WHAT YOU WILL DO:
Reproduce the portion of the space station cost text below from "The contract runs" to "to $24.1-$26.4 billion.".

TEXT PASSAGE:
----

The contract runs through December 31, 2003.
In March 1998, NASA announced that the estimate for building the space station had
grown from $17.4 billion to $21.3 billion. In April 1998, an independent task force
concluded that the space station’s cost through assembly complete could be $24.7 billion and
assembly could take 10-38 months longer. NASA agreed its schedule was optimistic and
there would be about $1.4 billion in additional costs, but Mr. Goldin refused to endorse the
$24.7 billion estimate. By 2000, the cost estimate had increased to $24.1-$26.4 billion.
Cost Caps. The $2.1 billion per year figure the White House and Congress agreed
to spend on the space station, and NASA’s $17.4 billion estimate to build the station, became
known as “caps,” although they were not set in law. Both were exceeded in 1997-1998. As
costs continued to rise, Congress voted to legislate caps on certain parts of the ISS program
in the FY2000-2002 NASA authorization act (P.L. 106-391). The caps are $25 billion for
development, plus $17.7 billion for associated shuttle launches. The act also authorizes an
additional $5 billion for development and $3.5 billion for associated shuttle launches in case
of specified contingencies. The caps do not apply to operations, research, or crew return
activities after the space station is “substantially” complete, defined as when development
costs consume 5% or less of the annual space station budget. GAO reported in April 2002
that it could not verify whether NASA is complying with the cap because NASA cannot
provide the data GAO requires (GAO-02-504R).

----

DATA SECTION:

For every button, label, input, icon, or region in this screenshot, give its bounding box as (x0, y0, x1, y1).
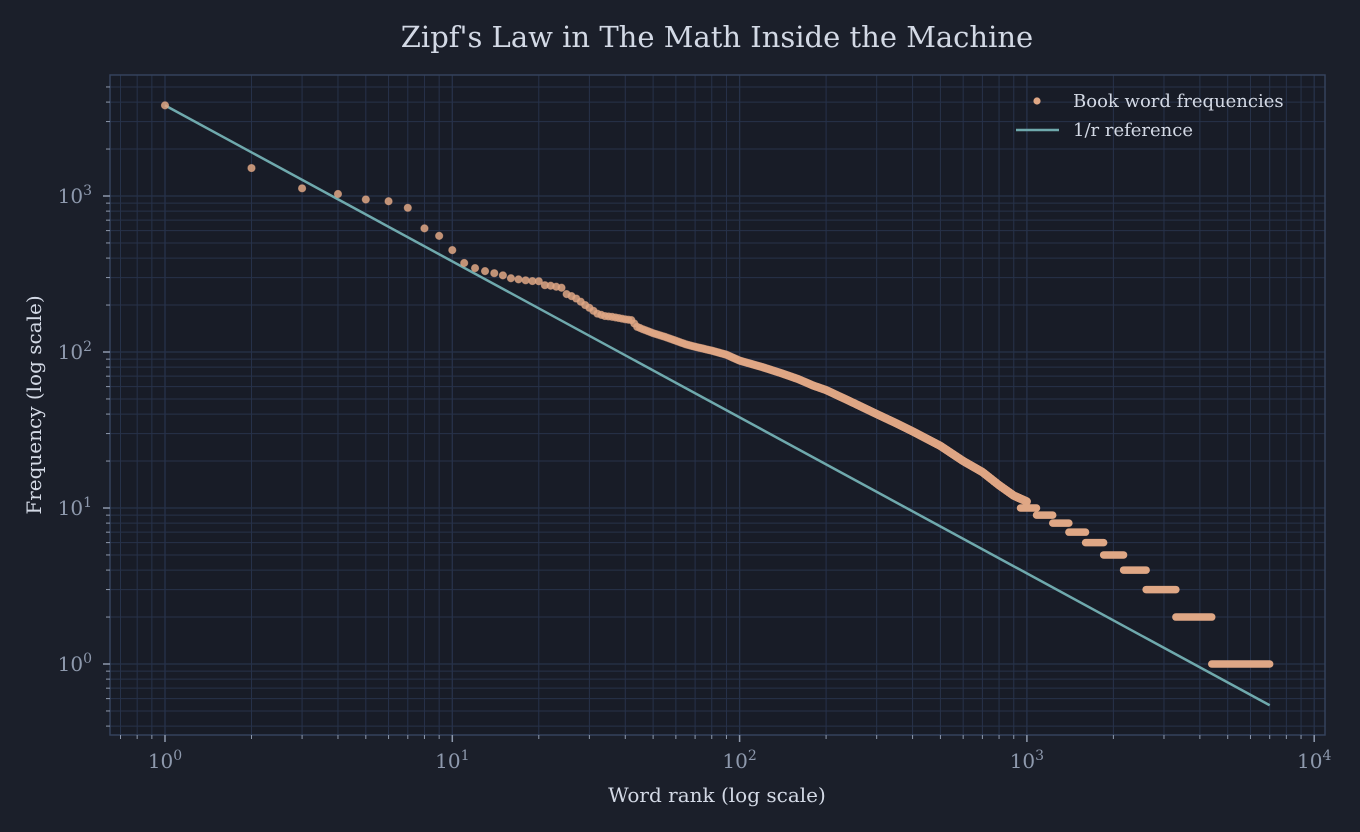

----

TASK RESPONSE:
The contract runs through December 31, 2003.
In March 1998, NASA announced that the estimate for building the space station had
grown from $17.4 billion to $21.3 billion. In April 1998, an independent task force
concluded that the space station’s cost through assembly complete could be $24.7 billion and
assembly could take 10-38 months longer. NASA agreed its schedule was optimistic and
there would be about $1.4 billion in additional costs, but Mr. Goldin refused to endorse the
$24.7 billion estimate. By 2000, the cost estimate had increased to $24.1-$26.4 billion.